[begin RECORDS PROVIDED]

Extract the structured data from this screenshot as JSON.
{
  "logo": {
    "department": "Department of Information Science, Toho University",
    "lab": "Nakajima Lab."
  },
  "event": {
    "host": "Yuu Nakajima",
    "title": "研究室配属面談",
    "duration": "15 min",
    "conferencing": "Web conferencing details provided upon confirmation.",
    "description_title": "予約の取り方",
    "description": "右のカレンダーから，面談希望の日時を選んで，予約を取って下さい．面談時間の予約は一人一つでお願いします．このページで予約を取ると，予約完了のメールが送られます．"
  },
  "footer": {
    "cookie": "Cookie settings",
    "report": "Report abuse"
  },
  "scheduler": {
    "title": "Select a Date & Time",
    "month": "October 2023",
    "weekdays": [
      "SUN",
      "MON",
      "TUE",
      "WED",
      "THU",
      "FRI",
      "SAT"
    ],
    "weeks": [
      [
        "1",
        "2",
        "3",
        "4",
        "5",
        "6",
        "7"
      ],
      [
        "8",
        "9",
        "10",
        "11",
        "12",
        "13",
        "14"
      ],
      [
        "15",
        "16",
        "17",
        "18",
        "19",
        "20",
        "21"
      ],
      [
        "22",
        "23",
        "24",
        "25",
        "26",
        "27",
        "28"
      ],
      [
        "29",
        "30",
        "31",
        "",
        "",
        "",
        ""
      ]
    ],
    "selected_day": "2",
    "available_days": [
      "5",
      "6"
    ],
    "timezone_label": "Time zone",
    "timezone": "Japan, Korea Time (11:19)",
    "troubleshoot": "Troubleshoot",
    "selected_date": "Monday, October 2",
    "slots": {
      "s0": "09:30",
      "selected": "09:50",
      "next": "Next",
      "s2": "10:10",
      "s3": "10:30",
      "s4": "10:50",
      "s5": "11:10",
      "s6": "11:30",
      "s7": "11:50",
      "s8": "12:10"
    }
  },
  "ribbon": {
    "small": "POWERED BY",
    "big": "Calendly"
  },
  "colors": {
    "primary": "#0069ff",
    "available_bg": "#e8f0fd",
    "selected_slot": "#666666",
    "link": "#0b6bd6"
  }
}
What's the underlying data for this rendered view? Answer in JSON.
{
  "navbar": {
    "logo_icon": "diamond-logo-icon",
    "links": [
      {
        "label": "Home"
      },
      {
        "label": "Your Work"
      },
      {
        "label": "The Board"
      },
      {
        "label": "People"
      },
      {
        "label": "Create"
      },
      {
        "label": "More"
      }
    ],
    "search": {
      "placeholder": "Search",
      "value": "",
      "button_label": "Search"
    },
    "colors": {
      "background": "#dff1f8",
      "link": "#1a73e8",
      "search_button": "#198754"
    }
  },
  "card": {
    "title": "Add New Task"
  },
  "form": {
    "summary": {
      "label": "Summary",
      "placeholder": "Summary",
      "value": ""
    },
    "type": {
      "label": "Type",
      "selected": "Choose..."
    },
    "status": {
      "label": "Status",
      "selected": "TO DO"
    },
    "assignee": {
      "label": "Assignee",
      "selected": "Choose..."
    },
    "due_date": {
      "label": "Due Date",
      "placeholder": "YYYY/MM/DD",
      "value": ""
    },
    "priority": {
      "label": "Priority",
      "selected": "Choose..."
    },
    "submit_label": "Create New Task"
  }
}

[end RECORDS PROVIDED]

(SET TASK):
Copy all of the data. Keep every word exactly as it is.

(TASK SOLUTION):
Extract the structured data from this screenshot as JSON.
{
  "logo": {
    "department": "Department of Information Science, Toho University",
    "lab": "Nakajima Lab."
  },
  "event": {
    "host": "Yuu Nakajima",
    "title": "研究室配属面談",
    "duration": "15 min",
    "conferencing": "Web conferencing details provided upon confirmation.",
    "description_title": "予約の取り方",
    "description": "右のカレンダーから，面談希望の日時を選んで，予約を取って下さい．面談時間の予約は一人一つでお願いします．このページで予約を取ると，予約完了のメールが送られます．"
  },
  "footer": {
    "cookie": "Cookie settings",
    "report": "Report abuse"
  },
  "scheduler": {
    "title": "Select a Date & Time",
    "month": "October 2023",
    "weekdays": [
      "SUN",
      "MON",
      "TUE",
      "WED",
      "THU",
      "FRI",
      "SAT"
    ],
    "weeks": [
      [
        "1",
        "2",
        "3",
        "4",
        "5",
        "6",
        "7"
      ],
      [
        "8",
        "9",
        "10",
        "11",
        "12",
        "13",
        "14"
      ],
      [
        "15",
        "16",
        "17",
        "18",
        "19",
        "20",
        "21"
      ],
      [
        "22",
        "23",
        "24",
        "25",
        "26",
        "27",
        "28"
      ],
      [
        "29",
        "30",
        "31",
        "",
        "",
        "",
        ""
      ]
    ],
    "selected_day": "2",
    "available_days": [
      "5",
      "6"
    ],
    "timezone_label": "Time zone",
    "timezone": "Japan, Korea Time (11:19)",
    "troubleshoot": "Troubleshoot",
    "selected_date": "Monday, October 2",
    "slots": {
      "s0": "09:30",
      "selected": "09:50",
      "next": "Next",
      "s2": "10:10",
      "s3": "10:30",
      "s4": "10:50",
      "s5": "11:10",
      "s6": "11:30",
      "s7": "11:50",
      "s8": "12:10"
    }
  },
  "ribbon": {
    "small": "POWERED BY",
    "big": "Calendly"
  },
  "colors": {
    "primary": "#0069ff",
    "available_bg": "#e8f0fd",
    "selected_slot": "#666666",
    "link": "#0b6bd6"
  }
}
What's the underlying data for this rendered view? Answer in JSON.
{
  "navbar": {
    "logo_icon": "diamond-logo-icon",
    "links": [
      {
        "label": "Home"
      },
      {
        "label": "Your Work"
      },
      {
        "label": "The Board"
      },
      {
        "label": "People"
      },
      {
        "label": "Create"
      },
      {
        "label": "More"
      }
    ],
    "search": {
      "placeholder": "Search",
      "value": "",
      "button_label": "Search"
    },
    "colors": {
      "background": "#dff1f8",
      "link": "#1a73e8",
      "search_button": "#198754"
    }
  },
  "card": {
    "title": "Add New Task"
  },
  "form": {
    "summary": {
      "label": "Summary",
      "placeholder": "Summary",
      "value": ""
    },
    "type": {
      "label": "Type",
      "selected": "Choose..."
    },
    "status": {
      "label": "Status",
      "selected": "TO DO"
    },
    "assignee": {
      "label": "Assignee",
      "selected": "Choose..."
    },
    "due_date": {
      "label": "Due Date",
      "placeholder": "YYYY/MM/DD",
      "value": ""
    },
    "priority": {
      "label": "Priority",
      "selected": "Choose..."
    },
    "submit_label": "Create New Task"
  }
}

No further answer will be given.